== Records supplied ==

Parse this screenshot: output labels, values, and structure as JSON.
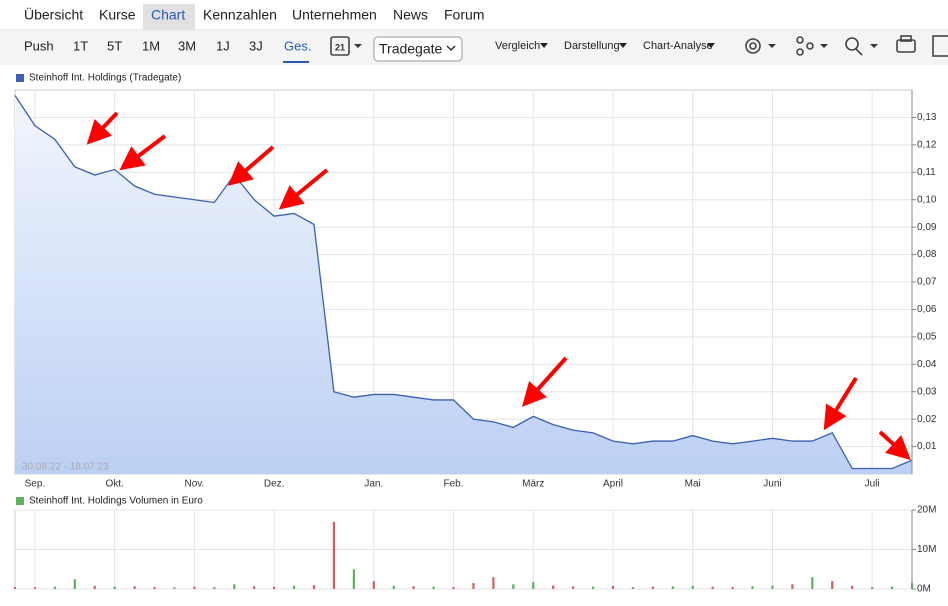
{
  "nav": {
    "tabs": [
      "Übersicht",
      "Kurse",
      "Chart",
      "Kennzahlen",
      "Unternehmen",
      "News",
      "Forum"
    ],
    "active_tab": 2
  },
  "toolbar": {
    "periods": [
      "Push",
      "1T",
      "5T",
      "1M",
      "3M",
      "1J",
      "3J",
      "Ges."
    ],
    "active_period": 7,
    "calendar_day": "21",
    "exchange": "Tradegate",
    "menus": [
      "Vergleich",
      "Darstellung",
      "Chart-Analyse"
    ]
  },
  "chart_data": [
    {
      "type": "line",
      "legend": "Steinhoff Int. Holdings (Tradegate)",
      "annotation": "30.08.22 - 18.07.23",
      "categories": [
        null,
        "Sep.",
        null,
        null,
        null,
        "Okt.",
        null,
        null,
        null,
        "Nov.",
        null,
        null,
        null,
        "Dez.",
        null,
        null,
        null,
        null,
        "Jan.",
        null,
        null,
        null,
        "Feb.",
        null,
        null,
        null,
        "März",
        null,
        null,
        null,
        "April",
        null,
        null,
        null,
        "Mai",
        null,
        null,
        null,
        "Juni",
        null,
        null,
        null,
        null,
        "Juli",
        null,
        null
      ],
      "series": [
        {
          "color": "#3a5fb5",
          "values": [
            0.138,
            0.127,
            0.122,
            0.112,
            0.109,
            0.111,
            0.105,
            0.102,
            0.101,
            0.1,
            0.099,
            0.109,
            0.1,
            0.094,
            0.095,
            0.091,
            0.03,
            0.028,
            0.029,
            0.029,
            0.028,
            0.027,
            0.027,
            0.02,
            0.019,
            0.017,
            0.021,
            0.018,
            0.016,
            0.015,
            0.012,
            0.011,
            0.012,
            0.012,
            0.014,
            0.012,
            0.011,
            0.012,
            0.013,
            0.012,
            0.012,
            0.015,
            0.002,
            0.002,
            0.002,
            0.005
          ]
        }
      ],
      "ylim": [
        0,
        0.14
      ],
      "yticks": [
        {
          "value": 0.01,
          "label": "0,01"
        },
        {
          "value": 0.02,
          "label": "0,02"
        },
        {
          "value": 0.03,
          "label": "0,03"
        },
        {
          "value": 0.04,
          "label": "0,04"
        },
        {
          "value": 0.05,
          "label": "0,05"
        },
        {
          "value": 0.06,
          "label": "0,06"
        },
        {
          "value": 0.07,
          "label": "0,07"
        },
        {
          "value": 0.08,
          "label": "0,08"
        },
        {
          "value": 0.09,
          "label": "0,09"
        },
        {
          "value": 0.1,
          "label": "0,10"
        },
        {
          "value": 0.11,
          "label": "0,11"
        },
        {
          "value": 0.12,
          "label": "0,12"
        },
        {
          "value": 0.13,
          "label": "0,13"
        }
      ],
      "grid": true
    },
    {
      "type": "bar",
      "legend": "Steinhoff Int. Holdings Volumen in Euro",
      "values": [
        500000,
        400000,
        600000,
        2500000,
        800000,
        600000,
        700000,
        500000,
        400000,
        600000,
        500000,
        1200000,
        700000,
        600000,
        800000,
        1000000,
        17000000,
        5000000,
        2000000,
        800000,
        700000,
        600000,
        500000,
        1500000,
        3000000,
        1200000,
        1800000,
        900000,
        700000,
        600000,
        800000,
        500000,
        600000,
        700000,
        800000,
        600000,
        500000,
        700000,
        900000,
        1200000,
        3000000,
        2000000,
        800000,
        500000,
        600000,
        1500000
      ],
      "colors": [
        "#d06060",
        "#d06060",
        "#60b060",
        "#60b060",
        "#d06060",
        "#60b060",
        "#d06060",
        "#d06060",
        "#60b060",
        "#d06060",
        "#60b060",
        "#60b060",
        "#d06060",
        "#d06060",
        "#60b060",
        "#d06060",
        "#d06060",
        "#60b060",
        "#d06060",
        "#60b060",
        "#d06060",
        "#60b060",
        "#d06060",
        "#d06060",
        "#d06060",
        "#60b060",
        "#60b060",
        "#d06060",
        "#d06060",
        "#60b060",
        "#d06060",
        "#60b060",
        "#d06060",
        "#60b060",
        "#60b060",
        "#d06060",
        "#d06060",
        "#60b060",
        "#60b060",
        "#d06060",
        "#60b060",
        "#d06060",
        "#d06060",
        "#60b060",
        "#60b060",
        "#60b060"
      ],
      "ylim": [
        0,
        20000000
      ],
      "yticks": [
        {
          "value": 0,
          "label": "0M"
        },
        {
          "value": 10000000,
          "label": "10M"
        },
        {
          "value": 20000000,
          "label": "20M"
        }
      ],
      "grid": true
    }
  ]
}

===

» **Work instructions**
Pick out the lines that contain "legend" and copy them.

» **Solution**
      "legend": "Steinhoff Int. Holdings (Tradegate)",
      "legend": "Steinhoff Int. Holdings Volumen in Euro",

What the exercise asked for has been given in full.